Omit the pictures, please, and give each record below again exactly.

begin

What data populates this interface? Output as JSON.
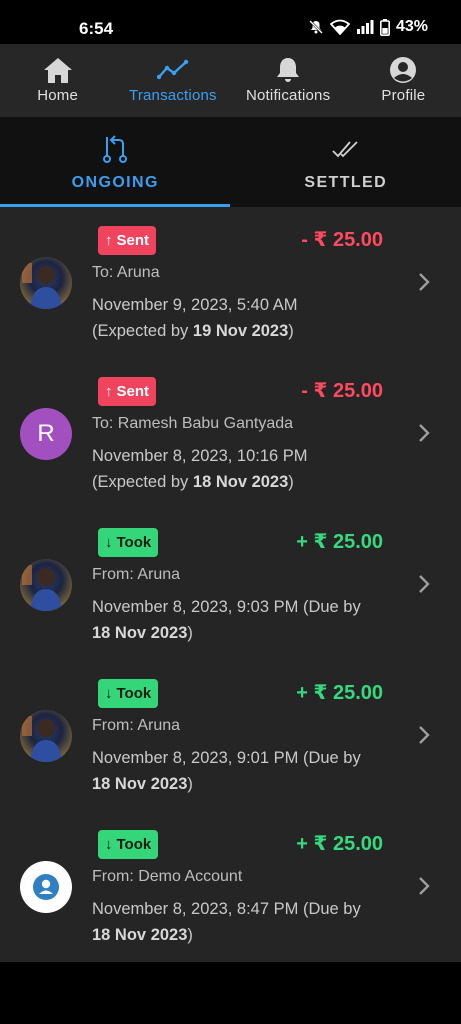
{
  "status_bar": {
    "time": "6:54",
    "battery": "43%",
    "icons": [
      "mute-icon",
      "wifi-icon",
      "signal-icon",
      "battery-icon"
    ]
  },
  "nav": {
    "items": [
      {
        "label": "Home",
        "icon": "home-icon",
        "active": false
      },
      {
        "label": "Transactions",
        "icon": "chart-line-icon",
        "active": true
      },
      {
        "label": "Notifications",
        "icon": "bell-icon",
        "active": false
      },
      {
        "label": "Profile",
        "icon": "profile-icon",
        "active": false
      }
    ]
  },
  "tabs": {
    "ongoing": "ONGOING",
    "settled": "SETTLED"
  },
  "colors": {
    "accent": "#3b9ff0",
    "sent": "#f0445e",
    "took": "#35d67a",
    "avatar_letter_bg": "#a24fc0"
  },
  "transactions": [
    {
      "type": "Sent",
      "amount": "- ₹ 25.00",
      "party": "To: Aruna",
      "datetime": "November 9, 2023, 5:40 AM",
      "expected_prefix": "(Expected by ",
      "expected_date": "19 Nov 2023",
      "expected_suffix": ")",
      "avatar": "photo"
    },
    {
      "type": "Sent",
      "amount": "- ₹ 25.00",
      "party": "To: Ramesh Babu Gantyada",
      "datetime": "November 8, 2023, 10:16 PM",
      "expected_prefix": "(Expected by ",
      "expected_date": "18 Nov 2023",
      "expected_suffix": ")",
      "avatar": "R"
    },
    {
      "type": "Took",
      "amount": "+ ₹ 25.00",
      "party": "From: Aruna",
      "datetime": "November 8, 2023, 9:03 PM (Due by",
      "expected_prefix": "",
      "expected_date": "18 Nov 2023",
      "expected_suffix": ")",
      "avatar": "photo"
    },
    {
      "type": "Took",
      "amount": "+ ₹ 25.00",
      "party": "From: Aruna",
      "datetime": "November 8, 2023, 9:01 PM (Due by",
      "expected_prefix": "",
      "expected_date": "18 Nov 2023",
      "expected_suffix": ")",
      "avatar": "photo"
    },
    {
      "type": "Took",
      "amount": "+ ₹ 25.00",
      "party": "From: Demo Account",
      "datetime": "November 8, 2023, 8:47 PM (Due by",
      "expected_prefix": "",
      "expected_date": "18 Nov 2023",
      "expected_suffix": ")",
      "avatar": "demo"
    }
  ]
}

end

== Final result ==
What data populates this interface? Output as JSON.
{
  "status_bar": {
    "time": "6:54",
    "battery": "43%",
    "icons": [
      "mute-icon",
      "wifi-icon",
      "signal-icon",
      "battery-icon"
    ]
  },
  "nav": {
    "items": [
      {
        "label": "Home",
        "icon": "home-icon",
        "active": false
      },
      {
        "label": "Transactions",
        "icon": "chart-line-icon",
        "active": true
      },
      {
        "label": "Notifications",
        "icon": "bell-icon",
        "active": false
      },
      {
        "label": "Profile",
        "icon": "profile-icon",
        "active": false
      }
    ]
  },
  "tabs": {
    "ongoing": "ONGOING",
    "settled": "SETTLED"
  },
  "colors": {
    "accent": "#3b9ff0",
    "sent": "#f0445e",
    "took": "#35d67a",
    "avatar_letter_bg": "#a24fc0"
  },
  "transactions": [
    {
      "type": "Sent",
      "amount": "- ₹ 25.00",
      "party": "To: Aruna",
      "datetime": "November 9, 2023, 5:40 AM",
      "expected_prefix": "(Expected by ",
      "expected_date": "19 Nov 2023",
      "expected_suffix": ")",
      "avatar": "photo"
    },
    {
      "type": "Sent",
      "amount": "- ₹ 25.00",
      "party": "To: Ramesh Babu Gantyada",
      "datetime": "November 8, 2023, 10:16 PM",
      "expected_prefix": "(Expected by ",
      "expected_date": "18 Nov 2023",
      "expected_suffix": ")",
      "avatar": "R"
    },
    {
      "type": "Took",
      "amount": "+ ₹ 25.00",
      "party": "From: Aruna",
      "datetime": "November 8, 2023, 9:03 PM (Due by",
      "expected_prefix": "",
      "expected_date": "18 Nov 2023",
      "expected_suffix": ")",
      "avatar": "photo"
    },
    {
      "type": "Took",
      "amount": "+ ₹ 25.00",
      "party": "From: Aruna",
      "datetime": "November 8, 2023, 9:01 PM (Due by",
      "expected_prefix": "",
      "expected_date": "18 Nov 2023",
      "expected_suffix": ")",
      "avatar": "photo"
    },
    {
      "type": "Took",
      "amount": "+ ₹ 25.00",
      "party": "From: Demo Account",
      "datetime": "November 8, 2023, 8:47 PM (Due by",
      "expected_prefix": "",
      "expected_date": "18 Nov 2023",
      "expected_suffix": ")",
      "avatar": "demo"
    }
  ]
}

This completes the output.